[Saved data entries]
■ ■ ■ ■ ■ ■ ■
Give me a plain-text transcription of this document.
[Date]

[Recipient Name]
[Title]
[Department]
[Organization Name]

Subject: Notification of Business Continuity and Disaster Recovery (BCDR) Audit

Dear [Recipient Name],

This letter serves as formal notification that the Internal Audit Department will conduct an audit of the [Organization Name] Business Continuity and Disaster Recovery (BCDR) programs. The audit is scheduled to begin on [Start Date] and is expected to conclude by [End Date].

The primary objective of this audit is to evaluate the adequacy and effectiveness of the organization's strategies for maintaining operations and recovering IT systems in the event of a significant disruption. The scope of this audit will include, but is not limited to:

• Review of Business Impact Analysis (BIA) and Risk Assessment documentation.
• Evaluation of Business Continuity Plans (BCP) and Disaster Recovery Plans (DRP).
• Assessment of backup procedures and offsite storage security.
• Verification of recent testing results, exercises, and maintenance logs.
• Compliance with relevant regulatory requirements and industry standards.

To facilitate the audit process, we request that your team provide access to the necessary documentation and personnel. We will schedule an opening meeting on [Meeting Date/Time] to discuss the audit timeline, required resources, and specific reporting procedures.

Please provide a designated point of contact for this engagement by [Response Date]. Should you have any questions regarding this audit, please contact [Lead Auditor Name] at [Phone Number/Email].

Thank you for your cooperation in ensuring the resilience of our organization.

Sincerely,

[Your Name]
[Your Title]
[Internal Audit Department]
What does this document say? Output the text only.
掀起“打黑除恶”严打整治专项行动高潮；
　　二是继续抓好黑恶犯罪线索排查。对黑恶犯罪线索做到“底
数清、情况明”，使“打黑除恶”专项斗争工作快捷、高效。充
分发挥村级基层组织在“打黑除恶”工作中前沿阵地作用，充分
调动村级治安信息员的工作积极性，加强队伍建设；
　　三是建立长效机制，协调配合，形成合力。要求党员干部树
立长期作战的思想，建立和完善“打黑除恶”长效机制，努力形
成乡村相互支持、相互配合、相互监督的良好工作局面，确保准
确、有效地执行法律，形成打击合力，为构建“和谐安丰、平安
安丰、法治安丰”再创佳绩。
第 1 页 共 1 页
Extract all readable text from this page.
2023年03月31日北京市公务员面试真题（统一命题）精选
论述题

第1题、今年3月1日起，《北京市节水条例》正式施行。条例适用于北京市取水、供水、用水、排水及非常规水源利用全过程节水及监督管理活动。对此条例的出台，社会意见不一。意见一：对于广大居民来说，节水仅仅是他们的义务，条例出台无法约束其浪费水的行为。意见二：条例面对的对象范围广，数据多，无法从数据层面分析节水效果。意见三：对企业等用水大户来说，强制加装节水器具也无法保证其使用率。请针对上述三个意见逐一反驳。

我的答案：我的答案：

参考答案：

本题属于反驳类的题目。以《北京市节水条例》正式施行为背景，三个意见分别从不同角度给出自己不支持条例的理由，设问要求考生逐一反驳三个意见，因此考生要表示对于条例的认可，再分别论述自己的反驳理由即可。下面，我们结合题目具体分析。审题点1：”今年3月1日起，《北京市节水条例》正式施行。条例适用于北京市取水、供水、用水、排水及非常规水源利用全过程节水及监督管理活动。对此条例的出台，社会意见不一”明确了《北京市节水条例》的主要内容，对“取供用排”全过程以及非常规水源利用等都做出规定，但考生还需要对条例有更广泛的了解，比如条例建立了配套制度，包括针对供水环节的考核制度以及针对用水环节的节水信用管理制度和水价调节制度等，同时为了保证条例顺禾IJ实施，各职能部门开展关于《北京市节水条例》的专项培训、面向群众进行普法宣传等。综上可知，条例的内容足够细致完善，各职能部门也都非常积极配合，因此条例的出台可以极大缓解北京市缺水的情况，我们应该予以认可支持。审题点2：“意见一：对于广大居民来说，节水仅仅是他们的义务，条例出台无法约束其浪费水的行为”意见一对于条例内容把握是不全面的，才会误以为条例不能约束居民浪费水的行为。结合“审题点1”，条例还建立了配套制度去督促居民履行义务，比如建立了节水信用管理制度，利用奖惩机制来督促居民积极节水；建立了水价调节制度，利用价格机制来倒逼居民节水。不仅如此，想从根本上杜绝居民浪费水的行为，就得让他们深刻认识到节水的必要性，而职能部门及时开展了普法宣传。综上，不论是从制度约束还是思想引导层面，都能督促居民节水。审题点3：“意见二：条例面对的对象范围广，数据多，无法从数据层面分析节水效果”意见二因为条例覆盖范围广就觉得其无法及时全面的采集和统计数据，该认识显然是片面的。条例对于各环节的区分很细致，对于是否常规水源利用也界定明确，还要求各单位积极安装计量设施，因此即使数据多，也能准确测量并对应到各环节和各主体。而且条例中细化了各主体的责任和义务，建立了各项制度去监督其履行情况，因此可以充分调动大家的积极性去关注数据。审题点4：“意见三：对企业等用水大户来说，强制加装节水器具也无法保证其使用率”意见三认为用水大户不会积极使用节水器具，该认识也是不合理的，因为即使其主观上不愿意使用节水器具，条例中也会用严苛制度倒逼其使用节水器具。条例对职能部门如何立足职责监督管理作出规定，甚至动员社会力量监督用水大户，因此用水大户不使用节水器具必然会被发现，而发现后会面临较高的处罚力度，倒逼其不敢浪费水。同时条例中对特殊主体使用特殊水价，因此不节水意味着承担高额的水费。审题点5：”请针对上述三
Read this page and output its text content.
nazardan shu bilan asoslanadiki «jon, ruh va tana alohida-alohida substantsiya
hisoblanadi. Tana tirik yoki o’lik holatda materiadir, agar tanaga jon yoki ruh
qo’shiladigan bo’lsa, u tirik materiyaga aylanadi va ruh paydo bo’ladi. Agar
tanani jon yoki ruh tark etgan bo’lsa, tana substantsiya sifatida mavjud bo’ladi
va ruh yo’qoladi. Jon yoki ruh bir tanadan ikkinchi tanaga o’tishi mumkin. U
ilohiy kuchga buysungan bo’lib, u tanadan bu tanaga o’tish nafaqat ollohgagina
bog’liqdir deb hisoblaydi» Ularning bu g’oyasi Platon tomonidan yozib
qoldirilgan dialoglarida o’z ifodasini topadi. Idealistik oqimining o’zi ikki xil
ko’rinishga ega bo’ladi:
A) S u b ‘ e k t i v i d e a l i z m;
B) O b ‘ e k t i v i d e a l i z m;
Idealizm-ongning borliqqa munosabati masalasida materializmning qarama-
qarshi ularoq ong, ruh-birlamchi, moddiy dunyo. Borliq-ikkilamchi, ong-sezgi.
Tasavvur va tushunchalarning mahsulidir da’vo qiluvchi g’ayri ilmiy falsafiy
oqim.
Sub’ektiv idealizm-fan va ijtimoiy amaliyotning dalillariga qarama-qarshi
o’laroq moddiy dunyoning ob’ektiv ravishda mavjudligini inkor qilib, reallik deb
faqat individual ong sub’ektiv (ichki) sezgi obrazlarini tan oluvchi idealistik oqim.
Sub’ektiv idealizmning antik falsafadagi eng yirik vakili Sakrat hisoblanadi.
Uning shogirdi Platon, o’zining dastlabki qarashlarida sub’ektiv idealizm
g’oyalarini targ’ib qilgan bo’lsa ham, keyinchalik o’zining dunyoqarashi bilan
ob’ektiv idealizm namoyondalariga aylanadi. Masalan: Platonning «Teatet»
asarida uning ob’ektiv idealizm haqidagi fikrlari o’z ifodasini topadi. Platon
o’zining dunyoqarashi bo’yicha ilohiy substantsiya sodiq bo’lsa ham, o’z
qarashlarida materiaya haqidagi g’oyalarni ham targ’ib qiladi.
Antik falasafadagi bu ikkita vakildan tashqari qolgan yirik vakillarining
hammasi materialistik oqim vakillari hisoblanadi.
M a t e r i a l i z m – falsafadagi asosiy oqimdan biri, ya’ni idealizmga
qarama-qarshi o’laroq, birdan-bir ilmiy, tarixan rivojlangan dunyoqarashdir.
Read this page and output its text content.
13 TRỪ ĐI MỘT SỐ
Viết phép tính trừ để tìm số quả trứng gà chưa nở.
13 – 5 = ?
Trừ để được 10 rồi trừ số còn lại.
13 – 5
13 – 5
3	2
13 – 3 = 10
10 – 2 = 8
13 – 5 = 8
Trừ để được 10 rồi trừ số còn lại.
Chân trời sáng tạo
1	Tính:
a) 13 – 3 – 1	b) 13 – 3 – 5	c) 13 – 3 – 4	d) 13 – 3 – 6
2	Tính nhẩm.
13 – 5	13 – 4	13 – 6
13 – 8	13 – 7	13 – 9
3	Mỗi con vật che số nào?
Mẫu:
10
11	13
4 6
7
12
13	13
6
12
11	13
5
■ ■ ■ ■ ■ ■ ■
* Task description: List each line of the records that holds the string "yirik".

* Solution to the problem:
Sub’ektiv idealizmning antik falsafadagi eng yirik vakili Sakrat hisoblanadi.
Antik falasafadagi bu ikkita vakildan tashqari qolgan yirik vakillarining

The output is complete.